(WHAT IS REQUIRED)
Write out the whole of the material exactly.

(Stored data)

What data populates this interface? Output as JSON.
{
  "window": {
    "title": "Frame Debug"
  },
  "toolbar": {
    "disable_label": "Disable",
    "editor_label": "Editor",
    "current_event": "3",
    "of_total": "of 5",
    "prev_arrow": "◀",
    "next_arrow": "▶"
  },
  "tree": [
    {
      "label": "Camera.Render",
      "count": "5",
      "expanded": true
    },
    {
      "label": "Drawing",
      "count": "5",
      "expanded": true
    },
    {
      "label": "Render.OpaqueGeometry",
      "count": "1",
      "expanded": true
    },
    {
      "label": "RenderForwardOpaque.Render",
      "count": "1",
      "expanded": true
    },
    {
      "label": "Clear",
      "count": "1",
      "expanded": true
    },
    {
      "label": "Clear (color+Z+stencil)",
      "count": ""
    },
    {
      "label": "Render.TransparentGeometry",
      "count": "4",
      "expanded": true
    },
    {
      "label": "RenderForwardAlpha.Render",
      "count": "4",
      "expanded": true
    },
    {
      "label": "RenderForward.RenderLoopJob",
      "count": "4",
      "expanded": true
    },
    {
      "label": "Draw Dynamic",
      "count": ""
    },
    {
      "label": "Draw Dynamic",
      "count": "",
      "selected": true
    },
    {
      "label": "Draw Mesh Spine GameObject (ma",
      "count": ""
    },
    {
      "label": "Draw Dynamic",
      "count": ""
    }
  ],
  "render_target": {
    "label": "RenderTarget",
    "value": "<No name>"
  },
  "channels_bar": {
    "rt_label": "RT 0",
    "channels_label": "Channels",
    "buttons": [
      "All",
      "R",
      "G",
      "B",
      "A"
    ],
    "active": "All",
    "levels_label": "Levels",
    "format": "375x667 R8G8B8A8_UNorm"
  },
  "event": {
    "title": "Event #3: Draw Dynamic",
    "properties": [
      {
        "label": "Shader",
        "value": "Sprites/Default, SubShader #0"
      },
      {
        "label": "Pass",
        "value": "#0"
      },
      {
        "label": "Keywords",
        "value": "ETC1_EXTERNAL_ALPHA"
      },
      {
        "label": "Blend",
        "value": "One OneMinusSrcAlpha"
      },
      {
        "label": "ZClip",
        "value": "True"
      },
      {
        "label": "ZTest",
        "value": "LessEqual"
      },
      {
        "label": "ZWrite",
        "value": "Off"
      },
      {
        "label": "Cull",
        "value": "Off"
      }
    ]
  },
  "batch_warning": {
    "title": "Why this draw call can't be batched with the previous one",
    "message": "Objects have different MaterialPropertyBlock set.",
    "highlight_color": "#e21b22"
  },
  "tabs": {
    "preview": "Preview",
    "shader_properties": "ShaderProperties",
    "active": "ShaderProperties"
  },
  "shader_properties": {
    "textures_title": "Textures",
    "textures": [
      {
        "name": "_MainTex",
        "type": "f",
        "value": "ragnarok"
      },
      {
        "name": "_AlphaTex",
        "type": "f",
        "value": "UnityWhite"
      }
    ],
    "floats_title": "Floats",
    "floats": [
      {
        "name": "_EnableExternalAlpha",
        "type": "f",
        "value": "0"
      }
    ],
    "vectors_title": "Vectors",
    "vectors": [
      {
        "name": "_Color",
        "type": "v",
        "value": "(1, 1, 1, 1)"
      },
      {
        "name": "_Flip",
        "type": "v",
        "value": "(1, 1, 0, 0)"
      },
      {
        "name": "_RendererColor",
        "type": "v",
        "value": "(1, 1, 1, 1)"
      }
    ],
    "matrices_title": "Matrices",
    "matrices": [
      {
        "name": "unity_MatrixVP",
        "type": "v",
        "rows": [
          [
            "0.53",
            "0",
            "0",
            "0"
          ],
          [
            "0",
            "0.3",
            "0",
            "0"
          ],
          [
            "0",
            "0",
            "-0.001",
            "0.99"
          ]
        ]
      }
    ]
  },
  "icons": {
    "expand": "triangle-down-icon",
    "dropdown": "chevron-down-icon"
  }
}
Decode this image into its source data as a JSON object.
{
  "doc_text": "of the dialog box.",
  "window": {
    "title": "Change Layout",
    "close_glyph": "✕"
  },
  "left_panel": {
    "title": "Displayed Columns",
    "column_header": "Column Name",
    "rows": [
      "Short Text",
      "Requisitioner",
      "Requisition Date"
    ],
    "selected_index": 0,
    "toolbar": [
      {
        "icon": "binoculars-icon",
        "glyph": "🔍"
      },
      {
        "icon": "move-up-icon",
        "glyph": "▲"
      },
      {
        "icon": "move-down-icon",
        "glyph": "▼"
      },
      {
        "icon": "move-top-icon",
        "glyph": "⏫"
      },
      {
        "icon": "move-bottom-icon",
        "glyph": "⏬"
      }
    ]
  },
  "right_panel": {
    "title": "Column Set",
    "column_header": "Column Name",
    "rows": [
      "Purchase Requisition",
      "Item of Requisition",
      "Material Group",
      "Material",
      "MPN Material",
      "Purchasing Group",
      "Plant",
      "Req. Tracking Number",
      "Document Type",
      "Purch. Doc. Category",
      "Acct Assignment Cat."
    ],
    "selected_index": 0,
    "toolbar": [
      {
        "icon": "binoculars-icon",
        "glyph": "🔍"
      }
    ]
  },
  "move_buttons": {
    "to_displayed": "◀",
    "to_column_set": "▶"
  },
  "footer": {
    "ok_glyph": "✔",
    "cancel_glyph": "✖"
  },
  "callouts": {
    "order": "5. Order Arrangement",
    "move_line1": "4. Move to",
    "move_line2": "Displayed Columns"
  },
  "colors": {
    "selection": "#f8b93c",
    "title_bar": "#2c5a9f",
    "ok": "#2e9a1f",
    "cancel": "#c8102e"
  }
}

(OUTPUT)
What data populates this interface? Output as JSON.
{
  "window": {
    "title": "Frame Debug"
  },
  "toolbar": {
    "disable_label": "Disable",
    "editor_label": "Editor",
    "current_event": "3",
    "of_total": "of 5",
    "prev_arrow": "◀",
    "next_arrow": "▶"
  },
  "tree": [
    {
      "label": "Camera.Render",
      "count": "5",
      "expanded": true
    },
    {
      "label": "Drawing",
      "count": "5",
      "expanded": true
    },
    {
      "label": "Render.OpaqueGeometry",
      "count": "1",
      "expanded": true
    },
    {
      "label": "RenderForwardOpaque.Render",
      "count": "1",
      "expanded": true
    },
    {
      "label": "Clear",
      "count": "1",
      "expanded": true
    },
    {
      "label": "Clear (color+Z+stencil)",
      "count": ""
    },
    {
      "label": "Render.TransparentGeometry",
      "count": "4",
      "expanded": true
    },
    {
      "label": "RenderForwardAlpha.Render",
      "count": "4",
      "expanded": true
    },
    {
      "label": "RenderForward.RenderLoopJob",
      "count": "4",
      "expanded": true
    },
    {
      "label": "Draw Dynamic",
      "count": ""
    },
    {
      "label": "Draw Dynamic",
      "count": "",
      "selected": true
    },
    {
      "label": "Draw Mesh Spine GameObject (ma",
      "count": ""
    },
    {
      "label": "Draw Dynamic",
      "count": ""
    }
  ],
  "render_target": {
    "label": "RenderTarget",
    "value": "<No name>"
  },
  "channels_bar": {
    "rt_label": "RT 0",
    "channels_label": "Channels",
    "buttons": [
      "All",
      "R",
      "G",
      "B",
      "A"
    ],
    "active": "All",
    "levels_label": "Levels",
    "format": "375x667 R8G8B8A8_UNorm"
  },
  "event": {
    "title": "Event #3: Draw Dynamic",
    "properties": [
      {
        "label": "Shader",
        "value": "Sprites/Default, SubShader #0"
      },
      {
        "label": "Pass",
        "value": "#0"
      },
      {
        "label": "Keywords",
        "value": "ETC1_EXTERNAL_ALPHA"
      },
      {
        "label": "Blend",
        "value": "One OneMinusSrcAlpha"
      },
      {
        "label": "ZClip",
        "value": "True"
      },
      {
        "label": "ZTest",
        "value": "LessEqual"
      },
      {
        "label": "ZWrite",
        "value": "Off"
      },
      {
        "label": "Cull",
        "value": "Off"
      }
    ]
  },
  "batch_warning": {
    "title": "Why this draw call can't be batched with the previous one",
    "message": "Objects have different MaterialPropertyBlock set.",
    "highlight_color": "#e21b22"
  },
  "tabs": {
    "preview": "Preview",
    "shader_properties": "ShaderProperties",
    "active": "ShaderProperties"
  },
  "shader_properties": {
    "textures_title": "Textures",
    "textures": [
      {
        "name": "_MainTex",
        "type": "f",
        "value": "ragnarok"
      },
      {
        "name": "_AlphaTex",
        "type": "f",
        "value": "UnityWhite"
      }
    ],
    "floats_title": "Floats",
    "floats": [
      {
        "name": "_EnableExternalAlpha",
        "type": "f",
        "value": "0"
      }
    ],
    "vectors_title": "Vectors",
    "vectors": [
      {
        "name": "_Color",
        "type": "v",
        "value": "(1, 1, 1, 1)"
      },
      {
        "name": "_Flip",
        "type": "v",
        "value": "(1, 1, 0, 0)"
      },
      {
        "name": "_RendererColor",
        "type": "v",
        "value": "(1, 1, 1, 1)"
      }
    ],
    "matrices_title": "Matrices",
    "matrices": [
      {
        "name": "unity_MatrixVP",
        "type": "v",
        "rows": [
          [
            "0.53",
            "0",
            "0",
            "0"
          ],
          [
            "0",
            "0.3",
            "0",
            "0"
          ],
          [
            "0",
            "0",
            "-0.001",
            "0.99"
          ]
        ]
      }
    ]
  },
  "icons": {
    "expand": "triangle-down-icon",
    "dropdown": "chevron-down-icon"
  }
}
Decode this image into its source data as a JSON object.
{
  "doc_text": "of the dialog box.",
  "window": {
    "title": "Change Layout",
    "close_glyph": "✕"
  },
  "left_panel": {
    "title": "Displayed Columns",
    "column_header": "Column Name",
    "rows": [
      "Short Text",
      "Requisitioner",
      "Requisition Date"
    ],
    "selected_index": 0,
    "toolbar": [
      {
        "icon": "binoculars-icon",
        "glyph": "🔍"
      },
      {
        "icon": "move-up-icon",
        "glyph": "▲"
      },
      {
        "icon": "move-down-icon",
        "glyph": "▼"
      },
      {
        "icon": "move-top-icon",
        "glyph": "⏫"
      },
      {
        "icon": "move-bottom-icon",
        "glyph": "⏬"
      }
    ]
  },
  "right_panel": {
    "title": "Column Set",
    "column_header": "Column Name",
    "rows": [
      "Purchase Requisition",
      "Item of Requisition",
      "Material Group",
      "Material",
      "MPN Material",
      "Purchasing Group",
      "Plant",
      "Req. Tracking Number",
      "Document Type",
      "Purch. Doc. Category",
      "Acct Assignment Cat."
    ],
    "selected_index": 0,
    "toolbar": [
      {
        "icon": "binoculars-icon",
        "glyph": "🔍"
      }
    ]
  },
  "move_buttons": {
    "to_displayed": "◀",
    "to_column_set": "▶"
  },
  "footer": {
    "ok_glyph": "✔",
    "cancel_glyph": "✖"
  },
  "callouts": {
    "order": "5. Order Arrangement",
    "move_line1": "4. Move to",
    "move_line2": "Displayed Columns"
  },
  "colors": {
    "selection": "#f8b93c",
    "title_bar": "#2c5a9f",
    "ok": "#2e9a1f",
    "cancel": "#c8102e"
  }
}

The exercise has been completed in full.